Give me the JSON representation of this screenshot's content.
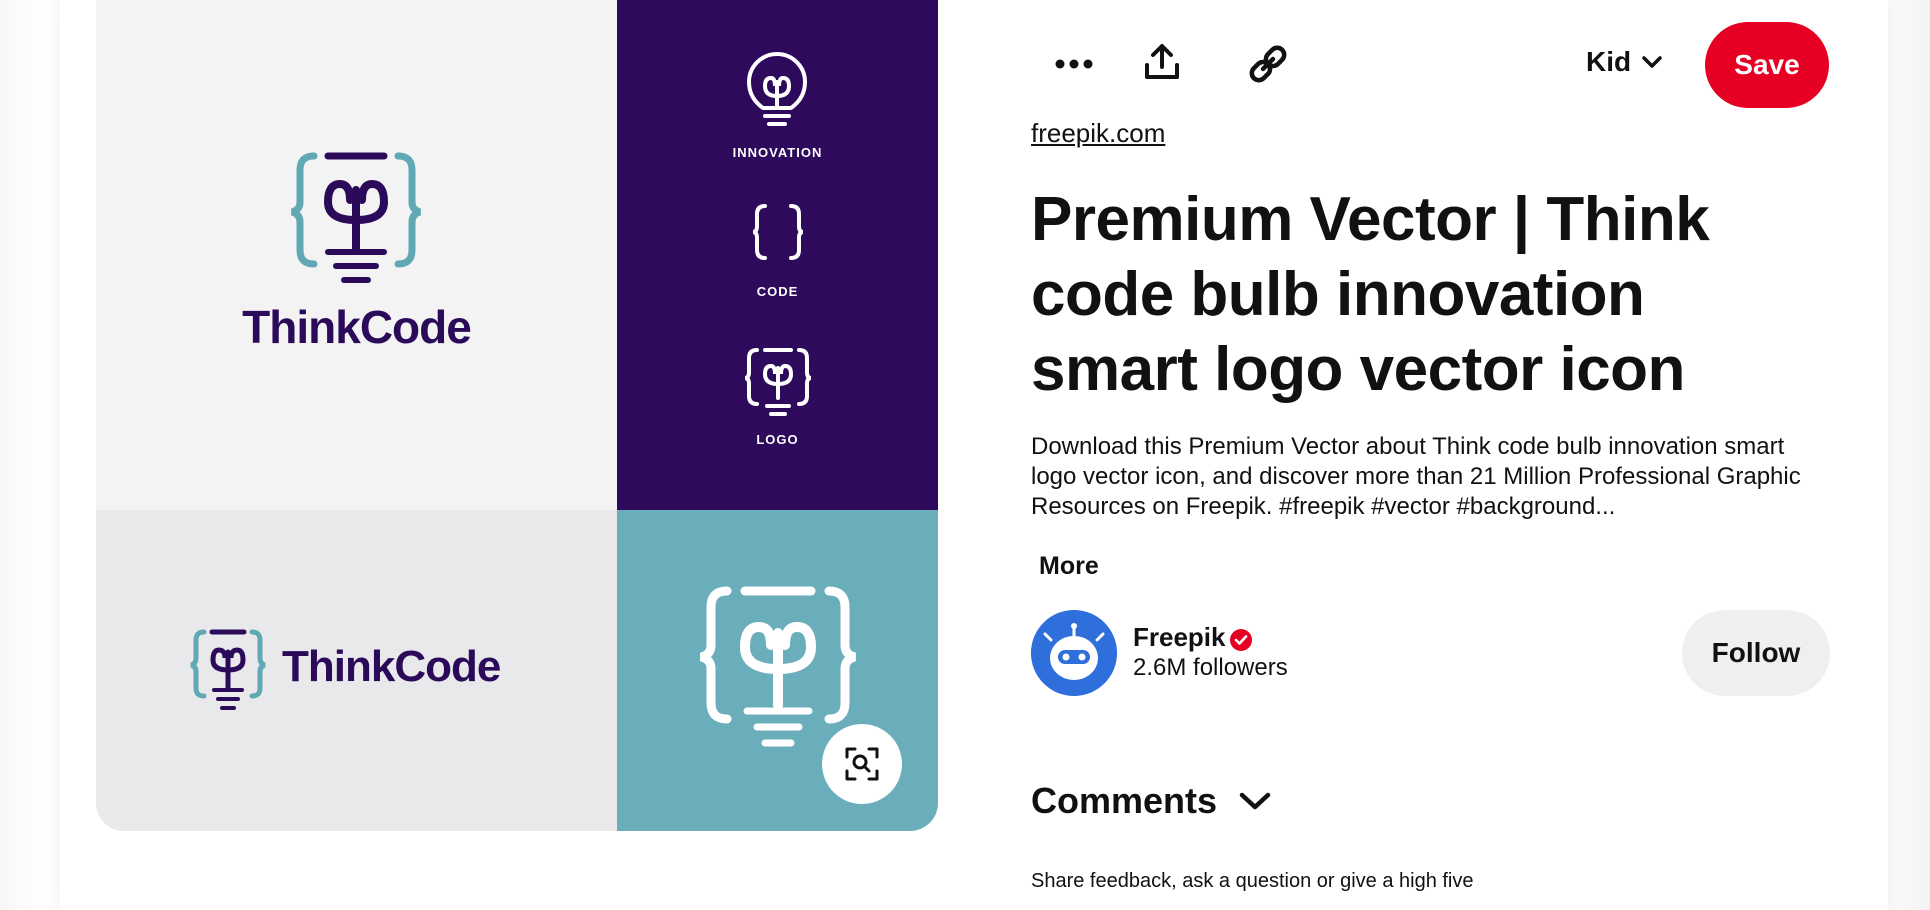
{
  "toolbar": {
    "more_icon": "ellipsis-icon",
    "share_icon": "share-upload-icon",
    "link_icon": "link-icon",
    "profile_label": "Kid",
    "save_label": "Save"
  },
  "pin": {
    "source": "freepik.com",
    "title": "Premium Vector | Think code bulb innovation smart logo vector icon",
    "description": "Download this Premium Vector about Think code bulb innovation smart logo vector icon, and discover more than 21 Million Professional Graphic Resources on Freepik. #freepik #vector #background...",
    "more_label": "More"
  },
  "image": {
    "brand_main": "ThinkCode",
    "brand_horizontal": "ThinkCode",
    "label_innovation": "INNOVATION",
    "label_code": "CODE",
    "label_logo": "LOGO",
    "colors": {
      "purple": "#2d0a5c",
      "teal": "#6aaebb",
      "brand_text": "#2b0a5a"
    }
  },
  "creator": {
    "name": "Freepik",
    "followers": "2.6M followers",
    "follow_label": "Follow"
  },
  "comments": {
    "header": "Comments",
    "hint": "Share feedback, ask a question or give a high five"
  },
  "colors": {
    "save": "#e60023",
    "follow_bg": "#efefef"
  }
}
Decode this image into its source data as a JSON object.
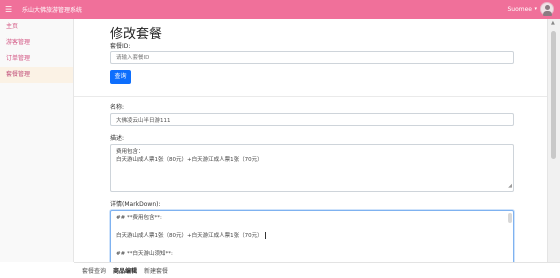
{
  "header": {
    "app_title": "乐山大佛旅游管理系统",
    "user_name": "Suomee",
    "hamburger": "☰",
    "caret": "▾"
  },
  "sidebar": {
    "items": [
      {
        "label": "主页",
        "active": false
      },
      {
        "label": "游客管理",
        "active": false
      },
      {
        "label": "订单管理",
        "active": false
      },
      {
        "label": "套餐管理",
        "active": true
      }
    ]
  },
  "main": {
    "title": "修改套餐",
    "id_label": "套餐ID:",
    "id_placeholder": "请输入套餐ID",
    "query_button": "查询",
    "name_label": "名称:",
    "name_value": "大佛凌云山半日游111",
    "desc_label": "描述:",
    "desc_lines": [
      "费用包含：",
      "白天游山成人票1张（80元）+白天游江成人票1张（70元）"
    ],
    "details_label": "详情(MarkDown):",
    "details_lines": [
      "## **费用包含**:",
      "",
      "白天游山成人票1张（80元）+白天游江成人票1张（70元）",
      "",
      "## **白天游山须知**:"
    ]
  },
  "bottom_tabs": [
    {
      "label": "套餐查询",
      "active": false
    },
    {
      "label": "商品编辑",
      "active": true
    },
    {
      "label": "新建套餐",
      "active": false
    }
  ],
  "colors": {
    "topbar": "#f0709a",
    "accent": "#d35683",
    "primary_button": "#0d6efd"
  }
}
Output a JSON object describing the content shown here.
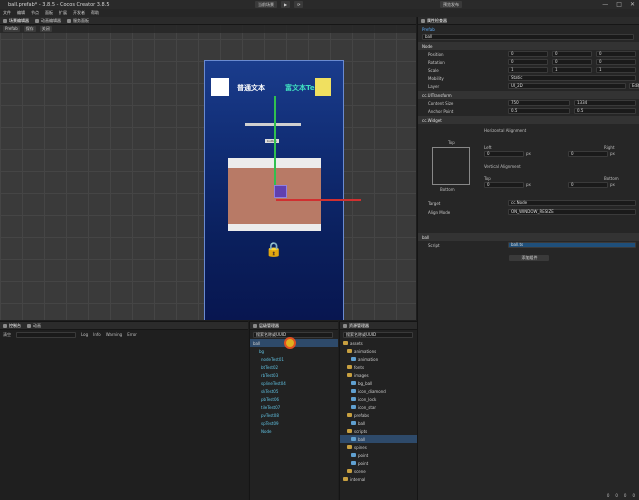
{
  "window": {
    "title": "ball.prefab* - 3.8.5 - Cocos Creator 3.8.5",
    "toolbar_buttons": [
      "当前场景",
      "▶",
      "⟳"
    ],
    "right_label": "预览发布",
    "controls": [
      "—",
      "□",
      "✕"
    ]
  },
  "menu": [
    "文件",
    "编辑",
    "节点",
    "面板",
    "扩展",
    "开发者",
    "帮助"
  ],
  "scene": {
    "tabs": [
      "场景编辑器",
      "动画编辑器",
      "服务面板"
    ],
    "toolbar": [
      "Prefab",
      "保存",
      "关闭"
    ],
    "canvas": {
      "label_normal": "普通文本",
      "label_rich": "富文本Text",
      "button_label": "button"
    }
  },
  "inspector": {
    "tab": "属性检查器",
    "prefab_label": "Prefab",
    "node_name": "ball",
    "node_section": "Node",
    "position": [
      "0",
      "0",
      "0"
    ],
    "rotation": [
      "0",
      "0",
      "0"
    ],
    "scale": [
      "1",
      "1",
      "1"
    ],
    "mobility": "Static",
    "layer": "UI_2D",
    "edit_label": "Edit",
    "uitransform_section": "cc.UITransform",
    "content_size": [
      "750",
      "1334"
    ],
    "anchor_point": [
      "0.5",
      "0.5"
    ],
    "widget_section": "cc.Widget",
    "horizontal_alignment": "Horizontal Alignment",
    "left_label": "Left",
    "left_value": "0",
    "right_label": "Right",
    "right_value": "0",
    "vertical_alignment": "Vertical Alignment",
    "top_label": "Top",
    "top_value": "0",
    "bottom_label": "Bottom",
    "bottom_value": "0",
    "unit": "px",
    "target_label": "Target",
    "target_value": "cc.Node",
    "align_mode_label": "Align Mode",
    "align_mode_value": "ON_WINDOW_RESIZE",
    "ball_section": "ball",
    "script_label": "Script",
    "script_value": "ball.ts",
    "add_component": "添加组件",
    "props": {
      "position": "Position",
      "rotation": "Rotation",
      "scale": "Scale",
      "mobility": "Mobility",
      "layer": "Layer",
      "content_size": "Content Size",
      "anchor_point": "Anchor Point"
    }
  },
  "console": {
    "tabs": [
      "控制台",
      "动画"
    ],
    "clear": "清空",
    "filters": [
      "Log",
      "Info",
      "Warning",
      "Error"
    ]
  },
  "hierarchy": {
    "tab": "层级管理器",
    "search_placeholder": "搜索名称或UUID",
    "items": [
      "ball",
      "bg",
      "nodeTest01",
      "btTest02",
      "rbTest03",
      "splineTest04",
      "skTest05",
      "pbTest06",
      "tileTest07",
      "pvTest08",
      "spTest09",
      "Node"
    ]
  },
  "assets": {
    "tab": "资源管理器",
    "search_placeholder": "搜索名称或UUID",
    "items": [
      "assets",
      "animations",
      "animation",
      "fonts",
      "images",
      "bg_ball",
      "icon_diamond",
      "icon_lock",
      "icon_star",
      "prefabs",
      "ball",
      "scripts",
      "ball",
      "spines",
      "point",
      "point",
      "scene",
      "internal"
    ]
  },
  "status": [
    "0",
    "0",
    "0",
    "0"
  ]
}
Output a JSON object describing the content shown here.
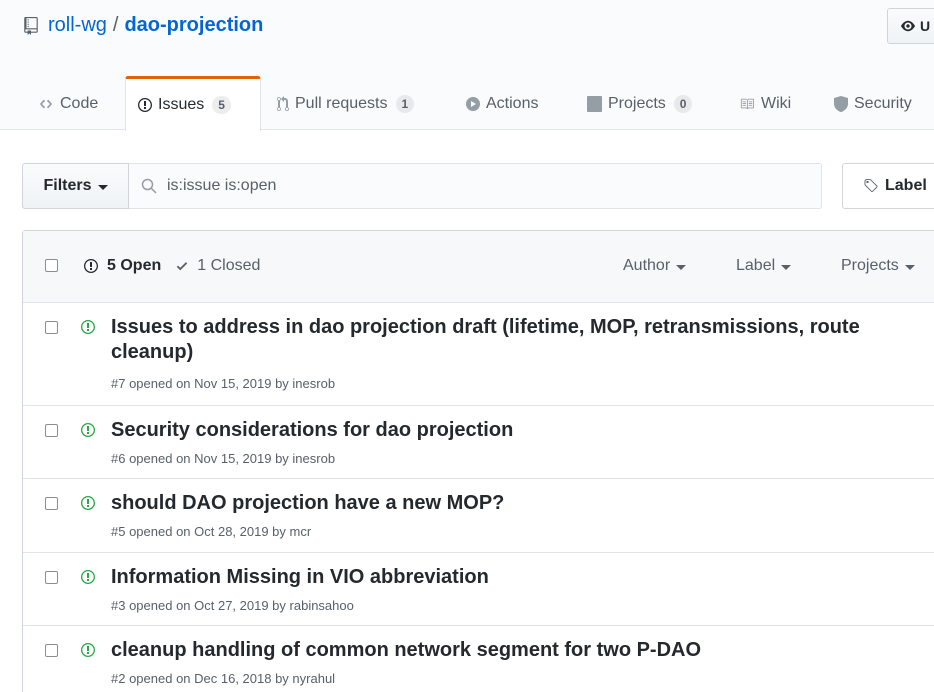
{
  "repo": {
    "owner": "roll-wg",
    "separator": "/",
    "name": "dao-projection",
    "watch_label": "U"
  },
  "tabs": [
    {
      "label": "Code",
      "icon": "code-icon"
    },
    {
      "label": "Issues",
      "icon": "issue-opened-icon",
      "counter": "5",
      "selected": true
    },
    {
      "label": "Pull requests",
      "icon": "git-pull-request-icon",
      "counter": "1"
    },
    {
      "label": "Actions",
      "icon": "play-icon"
    },
    {
      "label": "Projects",
      "icon": "project-icon",
      "counter": "0"
    },
    {
      "label": "Wiki",
      "icon": "book-icon"
    },
    {
      "label": "Security",
      "icon": "shield-icon"
    }
  ],
  "filters": {
    "button_label": "Filters",
    "search_value": "is:issue is:open",
    "labels_button": "Label"
  },
  "list_header": {
    "open_label": "5 Open",
    "closed_label": "1 Closed",
    "author_filter": "Author",
    "label_filter": "Label",
    "projects_filter": "Projects"
  },
  "issues": [
    {
      "title_line1": "Issues to address in dao projection draft (lifetime, MOP, retransmissions, route",
      "title_line2": "cleanup)",
      "meta": "#7 opened on Nov 15, 2019 by inesrob"
    },
    {
      "title_line1": "Security considerations for dao projection",
      "meta": "#6 opened on Nov 15, 2019 by inesrob"
    },
    {
      "title_line1": "should DAO projection have a new MOP?",
      "meta": "#5 opened on Oct 28, 2019 by mcr"
    },
    {
      "title_line1": "Information Missing in VIO abbreviation",
      "meta": "#3 opened on Oct 27, 2019 by rabinsahoo"
    },
    {
      "title_line1": "cleanup handling of common network segment for two P-DAO",
      "meta": "#2 opened on Dec 16, 2018 by nyrahul"
    }
  ],
  "colors": {
    "link": "#0366d6",
    "open_green": "#28a745",
    "tab_accent": "#e36209"
  }
}
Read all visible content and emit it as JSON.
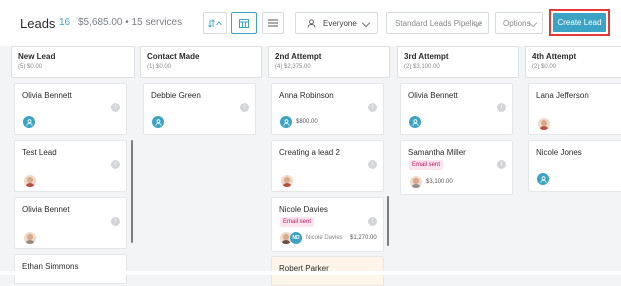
{
  "header": {
    "title": "Leads",
    "count": "16",
    "total": "$5,685.00 • 15 services",
    "sort_icon": "sort-icon",
    "owner_filter": "Everyone",
    "pipeline": "Standard Leads Pipeline",
    "options": "Options",
    "create": "Create Lead"
  },
  "columns": [
    {
      "name": "New Lead",
      "summary": "(5) $0.00",
      "cards": [
        {
          "name": "Olivia Bennett",
          "avatar": "blue",
          "amount": "",
          "badge": ""
        },
        {
          "name": "Test Lead",
          "avatar": "photo",
          "amount": "",
          "badge": ""
        },
        {
          "name": "Olivia Bennet",
          "avatar": "photo",
          "amount": "",
          "badge": ""
        },
        {
          "name": "Ethan Simmons",
          "avatar": "",
          "amount": "",
          "badge": ""
        }
      ]
    },
    {
      "name": "Contact Made",
      "summary": "(1) $0.00",
      "cards": [
        {
          "name": "Debbie Green",
          "avatar": "blue",
          "amount": "",
          "badge": ""
        }
      ]
    },
    {
      "name": "2nd Attempt",
      "summary": "(4) $2,375.00",
      "cards": [
        {
          "name": "Anna Robinson",
          "avatar": "blue",
          "amount": "$800.00",
          "badge": ""
        },
        {
          "name": "Creating a lead 2",
          "avatar": "photo",
          "amount": "",
          "badge": ""
        },
        {
          "name": "Nicole Davies",
          "avatar": "photo",
          "amount": "$1,270.00",
          "badge": "Email sent",
          "assignee_initials": "ND",
          "assignee": "Nicole Davies"
        },
        {
          "name": "Robert Parker",
          "avatar": "",
          "amount": "",
          "badge": ""
        }
      ]
    },
    {
      "name": "3rd Attempt",
      "summary": "(2) $3,100.00",
      "cards": [
        {
          "name": "Olivia Bennett",
          "avatar": "blue",
          "amount": "",
          "badge": ""
        },
        {
          "name": "Samantha Miller",
          "avatar": "photo",
          "amount": "$3,100.00",
          "badge": "Email sent"
        }
      ]
    },
    {
      "name": "4th Attempt",
      "summary": "(2) $0.00",
      "cards": [
        {
          "name": "Lana Jefferson",
          "avatar": "photo",
          "amount": "",
          "badge": ""
        },
        {
          "name": "Nicole Jones",
          "avatar": "blue",
          "amount": "",
          "badge": ""
        }
      ]
    }
  ],
  "colors": {
    "accent": "#3ba3c3",
    "highlight": "#e53935",
    "badge_bg": "#fde4ef",
    "badge_text": "#c2185b"
  }
}
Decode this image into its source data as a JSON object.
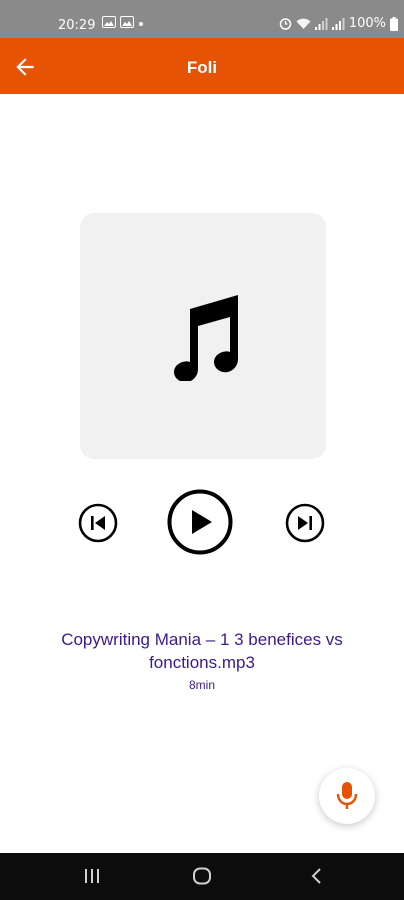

--- Instructions for the task ---
Gather every line from the listing above in which "bulb" appears, and copy those lines.

--- Answer to this task ---
    "title": "Premium Vector | Think code bulb innovation smart logo vector icon",
    "description": "Download this Premium Vector about Think code bulb innovation smart logo vector icon, and discover more than 21 Million Professional Graphic Resources on Freepik. #freepik #vector #background...",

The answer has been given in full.